GIVEN REQUEST |
Please edit the entries below, replacing each "candle-body" with "candlestick-body" and leaving everything else unchanged.

**** DATA IN THIS EXERCISE

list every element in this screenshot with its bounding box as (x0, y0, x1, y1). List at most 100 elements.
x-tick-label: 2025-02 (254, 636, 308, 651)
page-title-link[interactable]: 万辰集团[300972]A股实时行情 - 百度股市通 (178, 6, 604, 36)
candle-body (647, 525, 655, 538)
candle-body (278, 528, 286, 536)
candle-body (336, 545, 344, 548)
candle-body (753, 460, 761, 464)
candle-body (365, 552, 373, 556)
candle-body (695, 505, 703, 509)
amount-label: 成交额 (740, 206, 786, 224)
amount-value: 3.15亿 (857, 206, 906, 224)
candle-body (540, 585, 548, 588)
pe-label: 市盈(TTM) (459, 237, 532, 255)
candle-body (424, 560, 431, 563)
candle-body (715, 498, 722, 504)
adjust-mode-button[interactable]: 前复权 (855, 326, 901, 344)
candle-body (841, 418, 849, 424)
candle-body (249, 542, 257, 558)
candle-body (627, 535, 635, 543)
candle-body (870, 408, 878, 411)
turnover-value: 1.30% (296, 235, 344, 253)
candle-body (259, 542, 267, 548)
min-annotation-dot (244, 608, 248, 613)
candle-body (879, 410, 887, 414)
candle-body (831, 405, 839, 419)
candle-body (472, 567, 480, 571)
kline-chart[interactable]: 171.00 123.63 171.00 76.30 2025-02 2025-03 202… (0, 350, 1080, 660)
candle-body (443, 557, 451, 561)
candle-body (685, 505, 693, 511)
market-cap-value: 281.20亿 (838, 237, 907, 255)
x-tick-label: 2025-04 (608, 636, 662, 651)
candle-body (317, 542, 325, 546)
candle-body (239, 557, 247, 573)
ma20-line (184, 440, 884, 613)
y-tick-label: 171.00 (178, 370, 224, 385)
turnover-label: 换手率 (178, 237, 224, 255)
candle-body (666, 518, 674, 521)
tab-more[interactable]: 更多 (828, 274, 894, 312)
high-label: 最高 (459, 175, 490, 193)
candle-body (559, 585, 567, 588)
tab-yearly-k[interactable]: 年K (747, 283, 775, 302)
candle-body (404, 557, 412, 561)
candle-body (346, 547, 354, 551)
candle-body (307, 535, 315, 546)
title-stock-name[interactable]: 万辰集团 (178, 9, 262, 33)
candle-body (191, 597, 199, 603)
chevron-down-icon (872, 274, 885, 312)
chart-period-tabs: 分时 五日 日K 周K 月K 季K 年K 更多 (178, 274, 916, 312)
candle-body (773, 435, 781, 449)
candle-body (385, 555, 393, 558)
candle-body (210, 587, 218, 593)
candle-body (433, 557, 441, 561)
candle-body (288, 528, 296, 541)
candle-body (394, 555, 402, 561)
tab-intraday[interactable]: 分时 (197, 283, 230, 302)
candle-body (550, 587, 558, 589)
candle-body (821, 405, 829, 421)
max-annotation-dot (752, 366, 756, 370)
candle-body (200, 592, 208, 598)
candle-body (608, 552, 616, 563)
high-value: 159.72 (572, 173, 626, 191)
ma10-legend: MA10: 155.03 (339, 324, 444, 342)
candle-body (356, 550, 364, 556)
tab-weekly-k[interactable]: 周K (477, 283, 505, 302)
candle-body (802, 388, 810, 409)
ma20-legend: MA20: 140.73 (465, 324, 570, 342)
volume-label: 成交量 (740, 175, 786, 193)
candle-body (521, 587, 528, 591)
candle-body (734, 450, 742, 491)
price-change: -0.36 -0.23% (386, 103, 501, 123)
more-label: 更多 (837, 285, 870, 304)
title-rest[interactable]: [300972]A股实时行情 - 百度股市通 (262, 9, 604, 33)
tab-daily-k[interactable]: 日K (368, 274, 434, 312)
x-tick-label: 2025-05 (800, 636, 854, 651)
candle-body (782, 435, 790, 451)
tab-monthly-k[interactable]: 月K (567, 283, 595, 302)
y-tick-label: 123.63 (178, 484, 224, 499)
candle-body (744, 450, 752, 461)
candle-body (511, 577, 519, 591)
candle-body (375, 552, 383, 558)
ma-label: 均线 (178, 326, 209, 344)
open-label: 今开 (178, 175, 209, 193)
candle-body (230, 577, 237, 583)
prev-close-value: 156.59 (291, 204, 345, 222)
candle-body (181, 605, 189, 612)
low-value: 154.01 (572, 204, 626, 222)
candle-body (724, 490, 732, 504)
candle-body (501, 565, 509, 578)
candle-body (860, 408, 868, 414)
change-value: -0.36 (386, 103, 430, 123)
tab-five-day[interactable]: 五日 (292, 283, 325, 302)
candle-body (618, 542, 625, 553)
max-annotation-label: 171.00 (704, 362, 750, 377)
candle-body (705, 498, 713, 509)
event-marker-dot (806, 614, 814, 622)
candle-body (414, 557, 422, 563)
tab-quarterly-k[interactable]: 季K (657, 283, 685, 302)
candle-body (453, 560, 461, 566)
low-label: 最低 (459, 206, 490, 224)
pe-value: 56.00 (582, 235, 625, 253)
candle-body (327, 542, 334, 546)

********

EXERCISE OUTPUT |
list every element in this screenshot with its bounding box as (x0, y0, x1, y1). List at most 100 elements.
x-tick-label: 2025-02 (254, 636, 308, 651)
page-title-link[interactable]: 万辰集团[300972]A股实时行情 - 百度股市通 (178, 6, 604, 36)
candlestick-body (647, 525, 655, 538)
candlestick-body (278, 528, 286, 536)
candlestick-body (336, 545, 344, 548)
candlestick-body (753, 460, 761, 464)
candlestick-body (365, 552, 373, 556)
candlestick-body (695, 505, 703, 509)
amount-label: 成交额 (740, 206, 786, 224)
amount-value: 3.15亿 (857, 206, 906, 224)
candlestick-body (540, 585, 548, 588)
pe-label: 市盈(TTM) (459, 237, 532, 255)
candlestick-body (424, 560, 431, 563)
candlestick-body (715, 498, 722, 504)
adjust-mode-button[interactable]: 前复权 (855, 326, 901, 344)
candlestick-body (841, 418, 849, 424)
candlestick-body (249, 542, 257, 558)
candlestick-body (627, 535, 635, 543)
candlestick-body (870, 408, 878, 411)
turnover-value: 1.30% (296, 235, 344, 253)
candlestick-body (259, 542, 267, 548)
min-annotation-dot (244, 608, 248, 613)
candlestick-body (879, 410, 887, 414)
candlestick-body (831, 405, 839, 419)
candlestick-body (472, 567, 480, 571)
kline-chart[interactable]: 171.00 123.63 171.00 76.30 2025-02 2025-03 202… (0, 350, 1080, 660)
candlestick-body (443, 557, 451, 561)
candlestick-body (685, 505, 693, 511)
market-cap-value: 281.20亿 (838, 237, 907, 255)
x-tick-label: 2025-04 (608, 636, 662, 651)
candlestick-body (317, 542, 325, 546)
candlestick-body (239, 557, 247, 573)
ma20-line (184, 440, 884, 613)
y-tick-label: 171.00 (178, 370, 224, 385)
turnover-label: 换手率 (178, 237, 224, 255)
candlestick-body (666, 518, 674, 521)
tab-more[interactable]: 更多 (828, 274, 894, 312)
high-label: 最高 (459, 175, 490, 193)
candlestick-body (559, 585, 567, 588)
tab-yearly-k[interactable]: 年K (747, 283, 775, 302)
candlestick-body (404, 557, 412, 561)
candlestick-body (346, 547, 354, 551)
candlestick-body (307, 535, 315, 546)
title-stock-name[interactable]: 万辰集团 (178, 9, 262, 33)
candlestick-body (191, 597, 199, 603)
chevron-down-icon (872, 274, 885, 312)
chart-period-tabs: 分时 五日 日K 周K 月K 季K 年K 更多 (178, 274, 916, 312)
candlestick-body (773, 435, 781, 449)
candlestick-body (385, 555, 393, 558)
candlestick-body (210, 587, 218, 593)
candlestick-body (433, 557, 441, 561)
candlestick-body (288, 528, 296, 541)
candlestick-body (394, 555, 402, 561)
tab-intraday[interactable]: 分时 (197, 283, 230, 302)
candlestick-body (550, 587, 558, 589)
candlestick-body (821, 405, 829, 421)
max-annotation-dot (752, 366, 756, 370)
candlestick-body (200, 592, 208, 598)
candlestick-body (608, 552, 616, 563)
high-value: 159.72 (572, 173, 626, 191)
ma10-legend: MA10: 155.03 (339, 324, 444, 342)
candlestick-body (356, 550, 364, 556)
tab-weekly-k[interactable]: 周K (477, 283, 505, 302)
candlestick-body (802, 388, 810, 409)
ma20-legend: MA20: 140.73 (465, 324, 570, 342)
volume-label: 成交量 (740, 175, 786, 193)
candlestick-body (521, 587, 528, 591)
candlestick-body (734, 450, 742, 491)
price-change: -0.36 -0.23% (386, 103, 501, 123)
more-label: 更多 (837, 285, 870, 304)
title-rest[interactable]: [300972]A股实时行情 - 百度股市通 (262, 9, 604, 33)
tab-daily-k[interactable]: 日K (368, 274, 434, 312)
x-tick-label: 2025-05 (800, 636, 854, 651)
candlestick-body (782, 435, 790, 451)
tab-monthly-k[interactable]: 月K (567, 283, 595, 302)
y-tick-label: 123.63 (178, 484, 224, 499)
candlestick-body (744, 450, 752, 461)
candlestick-body (511, 577, 519, 591)
candlestick-body (375, 552, 383, 558)
ma-label: 均线 (178, 326, 209, 344)
open-label: 今开 (178, 175, 209, 193)
candlestick-body (230, 577, 237, 583)
prev-close-value: 156.59 (291, 204, 345, 222)
candlestick-body (181, 605, 189, 612)
low-value: 154.01 (572, 204, 626, 222)
candlestick-body (724, 490, 732, 504)
candlestick-body (501, 565, 509, 578)
candlestick-body (860, 408, 868, 414)
change-value: -0.36 (386, 103, 430, 123)
tab-five-day[interactable]: 五日 (292, 283, 325, 302)
candlestick-body (618, 542, 625, 553)
max-annotation-label: 171.00 (704, 362, 750, 377)
candlestick-body (705, 498, 713, 509)
event-marker-dot (806, 614, 814, 622)
candlestick-body (414, 557, 422, 563)
tab-quarterly-k[interactable]: 季K (657, 283, 685, 302)
candlestick-body (453, 560, 461, 566)
low-label: 最低 (459, 206, 490, 224)
pe-value: 56.00 (582, 235, 625, 253)
candlestick-body (327, 542, 334, 546)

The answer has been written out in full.